• SUPPLIED ENTRIES
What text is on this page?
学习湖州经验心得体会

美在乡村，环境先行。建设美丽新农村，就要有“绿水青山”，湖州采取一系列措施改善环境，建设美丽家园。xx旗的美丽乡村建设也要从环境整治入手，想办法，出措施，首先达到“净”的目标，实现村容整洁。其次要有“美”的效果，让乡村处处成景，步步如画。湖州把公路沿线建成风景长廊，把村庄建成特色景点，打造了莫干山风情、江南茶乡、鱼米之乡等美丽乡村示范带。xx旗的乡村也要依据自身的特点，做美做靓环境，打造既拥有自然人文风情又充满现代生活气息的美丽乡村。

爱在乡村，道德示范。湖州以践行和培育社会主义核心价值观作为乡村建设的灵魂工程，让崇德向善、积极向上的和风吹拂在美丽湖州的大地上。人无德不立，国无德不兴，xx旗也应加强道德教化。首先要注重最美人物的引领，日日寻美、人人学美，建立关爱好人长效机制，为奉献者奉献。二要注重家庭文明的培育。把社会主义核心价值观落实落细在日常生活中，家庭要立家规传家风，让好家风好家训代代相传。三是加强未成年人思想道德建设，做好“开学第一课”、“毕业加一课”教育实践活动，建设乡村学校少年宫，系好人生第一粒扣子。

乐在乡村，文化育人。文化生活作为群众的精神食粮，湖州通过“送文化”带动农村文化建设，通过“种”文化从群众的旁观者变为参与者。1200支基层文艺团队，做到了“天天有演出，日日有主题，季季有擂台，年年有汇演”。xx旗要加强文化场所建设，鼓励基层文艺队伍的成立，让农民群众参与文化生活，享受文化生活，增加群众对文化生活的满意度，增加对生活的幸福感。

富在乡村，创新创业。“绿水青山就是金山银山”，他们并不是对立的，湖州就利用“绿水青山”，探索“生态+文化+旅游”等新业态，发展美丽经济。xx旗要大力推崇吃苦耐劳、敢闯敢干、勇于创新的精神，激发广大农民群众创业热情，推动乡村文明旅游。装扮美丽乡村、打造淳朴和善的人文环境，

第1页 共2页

• WHAT THIS TASK INVOLVES
Copy out each record from above, exactly.

• EXPECTED OUTPUT
What text is on this page?
学习湖州经验心得体会

美在乡村，环境先行。建设美丽新农村，就要有“绿水青山”，湖州采取一系列措施改善环境，建设美丽家园。xx旗的美丽乡村建设也要从环境整治入手，想办法，出措施，首先达到“净”的目标，实现村容整洁。其次要有“美”的效果，让乡村处处成景，步步如画。湖州把公路沿线建成风景长廊，把村庄建成特色景点，打造了莫干山风情、江南茶乡、鱼米之乡等美丽乡村示范带。xx旗的乡村也要依据自身的特点，做美做靓环境，打造既拥有自然人文风情又充满现代生活气息的美丽乡村。

爱在乡村，道德示范。湖州以践行和培育社会主义核心价值观作为乡村建设的灵魂工程，让崇德向善、积极向上的和风吹拂在美丽湖州的大地上。人无德不立，国无德不兴，xx旗也应加强道德教化。首先要注重最美人物的引领，日日寻美、人人学美，建立关爱好人长效机制，为奉献者奉献。二要注重家庭文明的培育。把社会主义核心价值观落实落细在日常生活中，家庭要立家规传家风，让好家风好家训代代相传。三是加强未成年人思想道德建设，做好“开学第一课”、“毕业加一课”教育实践活动，建设乡村学校少年宫，系好人生第一粒扣子。

乐在乡村，文化育人。文化生活作为群众的精神食粮，湖州通过“送文化”带动农村文化建设，通过“种”文化从群众的旁观者变为参与者。1200支基层文艺团队，做到了“天天有演出，日日有主题，季季有擂台，年年有汇演”。xx旗要加强文化场所建设，鼓励基层文艺队伍的成立，让农民群众参与文化生活，享受文化生活，增加群众对文化生活的满意度，增加对生活的幸福感。

富在乡村，创新创业。“绿水青山就是金山银山”，他们并不是对立的，湖州就利用“绿水青山”，探索“生态+文化+旅游”等新业态，发展美丽经济。xx旗要大力推崇吃苦耐劳、敢闯敢干、勇于创新的精神，激发广大农民群众创业热情，推动乡村文明旅游。装扮美丽乡村、打造淳朴和善的人文环境，

第1页 共2页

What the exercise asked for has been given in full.